_Work instructions_
Within the listing below, locate all lines containing the word "name". Copy each one.

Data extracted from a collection
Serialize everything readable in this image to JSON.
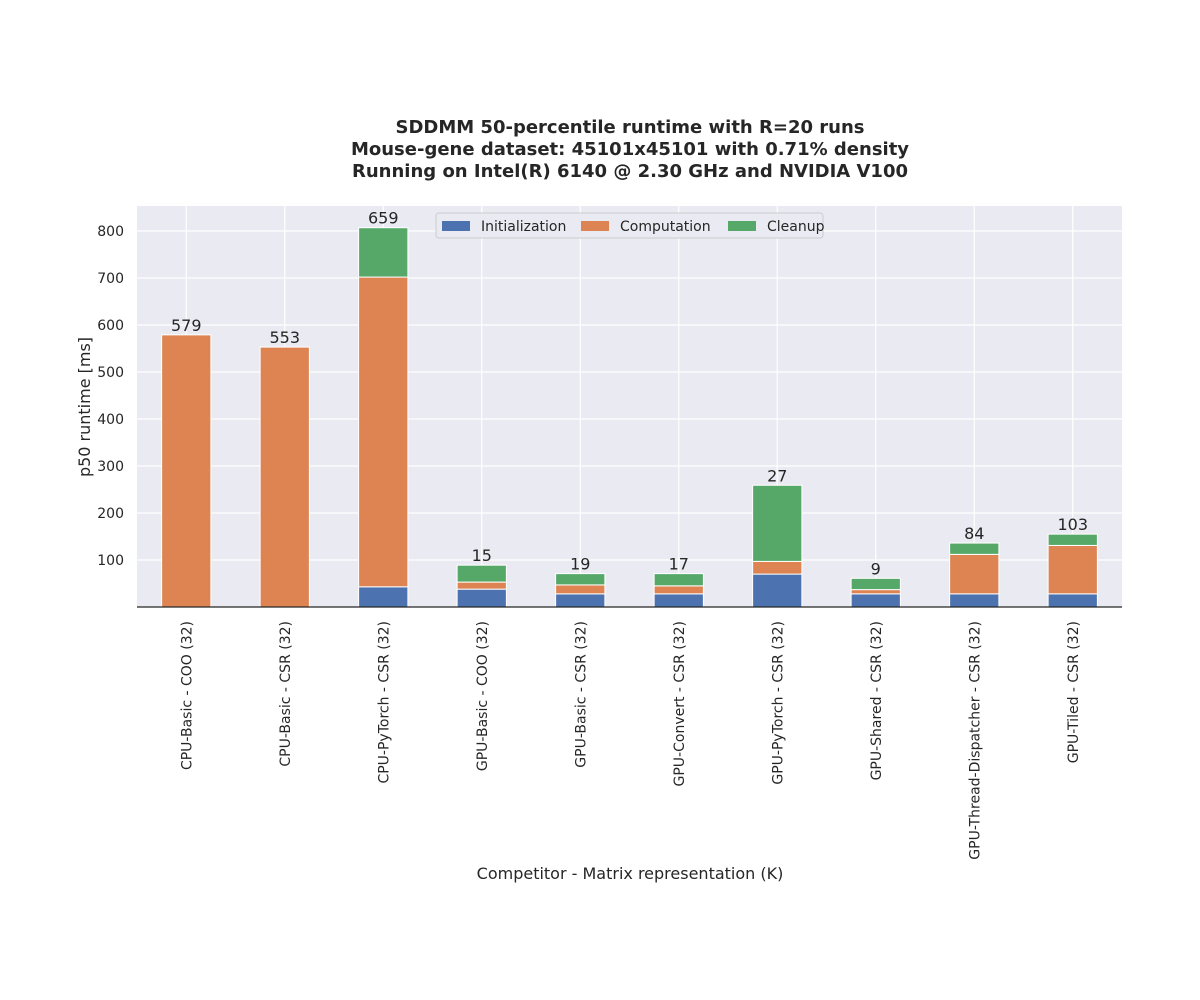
{
  "chart_data": {
    "type": "bar",
    "stacked": true,
    "title_lines": [
      "SDDMM 50-percentile runtime with R=20 runs",
      "Mouse-gene dataset: 45101x45101 with 0.71% density",
      "Running on Intel(R) 6140 @ 2.30 GHz and NVIDIA V100"
    ],
    "xlabel": "Competitor - Matrix representation (K)",
    "ylabel": "p50 runtime [ms]",
    "ylim": [
      0,
      850
    ],
    "yticks": [
      100,
      200,
      300,
      400,
      500,
      600,
      700,
      800
    ],
    "grid": true,
    "legend_position": "top-center",
    "categories": [
      "CPU-Basic - COO (32)",
      "CPU-Basic - CSR (32)",
      "CPU-PyTorch - CSR (32)",
      "GPU-Basic - COO (32)",
      "GPU-Basic - CSR (32)",
      "GPU-Convert - CSR (32)",
      "GPU-PyTorch - CSR (32)",
      "GPU-Shared - CSR (32)",
      "GPU-Thread-Dispatcher - CSR (32)",
      "GPU-Tiled - CSR (32)"
    ],
    "series": [
      {
        "name": "Initialization",
        "color": "#4c72b0",
        "values": [
          0,
          0,
          43,
          38,
          28,
          28,
          70,
          28,
          28,
          28
        ]
      },
      {
        "name": "Computation",
        "color": "#dd8452",
        "values": [
          579,
          553,
          659,
          15,
          19,
          17,
          27,
          9,
          84,
          103
        ]
      },
      {
        "name": "Cleanup",
        "color": "#55a868",
        "values": [
          0,
          0,
          105,
          36,
          24,
          26,
          162,
          24,
          24,
          24
        ]
      }
    ],
    "bar_labels": [
      "579",
      "553",
      "659",
      "15",
      "19",
      "17",
      "27",
      "9",
      "84",
      "103"
    ]
  }
}
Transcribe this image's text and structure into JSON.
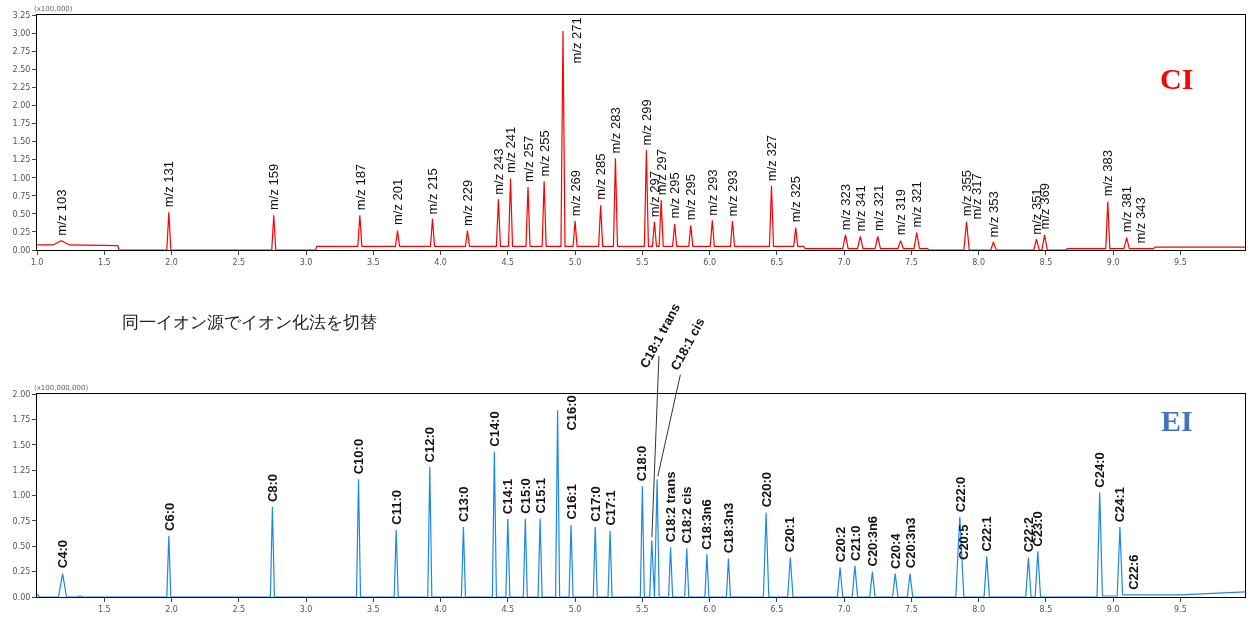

_Exercise result_
        "name": "Initialization",
        "name": "Computation",
        "name": "Cleanup",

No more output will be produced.